▶ **WORK INSTRUCTION 1**: Print the passage of the Snowflake CoWork summary starting at "09:59 Snowflake CoWork: The" and ending at "memory across sessions.".
▶ **WORK INSTRUCTION 2**:
Answer these questions using the Snowflake CoWork summary:
(a) What accuracy on complex enterprise queries did internal testing show with Cortex Sense enabled?
(b) On which benchmark does Deep Research outperform single-agent systems?
(c) Which preview feature records reusable multi-step workflows?

09:59 Snowflake CoWork: The Personal Work Agent for Every Knowledge Worker

  • Snowflake rebranded Snowflake Intelligence to CoWork, positioning it as a personal work agent for knowledge workers that combines proactive task automation, multi-agent orchestration, and persistent memory across sessions. 
  • The system moves beyond reactive Q&A toward background monitoring, scheduled analysis, and direct action in tools like Slack, Gmail, Salesforce, and Jira via MCP connectors.
  • The upcoming Cortex Sense context layer is a notable technical addition, automatically learning business definitions from query history, dashboards, and metadata without manual configuration. Internal testing showed 83% accuracy on complex enterprise queries with Cortex Sense enabled, compared to 47% without it and 23% for frontier coding agents using Snowflake MCP.
  • Deep Research, moving to general availability soon, uses a multi-agent swarm orchestration system to analyze both structured and unstructured enterprise data in parallel, outperforming single-agent systems by over a third on Snowflake’s Hybrid Deep Research Benchmark
  • This allows users to get fully cited analytical reports in minutes on questions that previously required days of analyst work.
  • Several features are entering public or private preview, including Memory for persistent user preferences, User Skills for recording reusable multi-step workflows, Async Agent API for long-running background tasks, and an iOS mobile app for full CoWork access on the go.
  • The governance model is worth noting for enterprise buyers: every agent action is scoped by role-based access controls, admin-defined policies determine what agents can do autonomously versus what requires human approval, and a complete audit trail logs all actions with policy reasons.

▶ **INPUT DATA**:

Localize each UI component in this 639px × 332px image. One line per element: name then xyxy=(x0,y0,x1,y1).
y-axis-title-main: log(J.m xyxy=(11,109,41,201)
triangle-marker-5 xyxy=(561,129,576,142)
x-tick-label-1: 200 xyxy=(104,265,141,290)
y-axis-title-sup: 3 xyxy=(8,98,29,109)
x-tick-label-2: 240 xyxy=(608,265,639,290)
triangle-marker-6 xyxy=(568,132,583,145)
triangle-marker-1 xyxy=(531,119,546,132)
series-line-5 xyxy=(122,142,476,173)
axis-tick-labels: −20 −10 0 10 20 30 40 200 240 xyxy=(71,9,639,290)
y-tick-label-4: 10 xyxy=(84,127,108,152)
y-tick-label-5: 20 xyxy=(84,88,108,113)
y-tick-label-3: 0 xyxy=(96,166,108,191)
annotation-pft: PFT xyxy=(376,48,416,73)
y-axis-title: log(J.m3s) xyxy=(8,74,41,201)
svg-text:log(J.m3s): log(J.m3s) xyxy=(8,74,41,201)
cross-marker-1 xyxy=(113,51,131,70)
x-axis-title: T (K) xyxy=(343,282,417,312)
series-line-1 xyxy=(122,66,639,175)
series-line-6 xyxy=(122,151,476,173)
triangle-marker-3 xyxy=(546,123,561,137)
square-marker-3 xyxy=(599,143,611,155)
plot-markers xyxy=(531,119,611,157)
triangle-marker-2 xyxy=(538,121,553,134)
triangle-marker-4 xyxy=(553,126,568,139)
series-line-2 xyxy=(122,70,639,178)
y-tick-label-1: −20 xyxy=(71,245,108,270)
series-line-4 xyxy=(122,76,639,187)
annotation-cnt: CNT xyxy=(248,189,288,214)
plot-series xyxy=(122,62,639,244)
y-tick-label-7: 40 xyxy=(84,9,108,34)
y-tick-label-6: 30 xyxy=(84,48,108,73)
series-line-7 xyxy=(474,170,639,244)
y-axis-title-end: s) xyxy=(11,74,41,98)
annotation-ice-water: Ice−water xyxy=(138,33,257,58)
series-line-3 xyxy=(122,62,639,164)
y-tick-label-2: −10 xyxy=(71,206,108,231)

▶ **RESPONSE AREA 1**:
09:59 Snowflake CoWork: The Personal Work Agent for Every Knowledge Worker

  • Snowflake rebranded Snowflake Intelligence to CoWork, positioning it as a personal work agent for knowledge workers that combines proactive task automation, multi-agent orchestration, and persistent memory across sessions.

▶ **RESPONSE AREA 2**:
(a) 83%
(b) Snowflake's Hybrid Deep Research Benchmark
(c) User Skills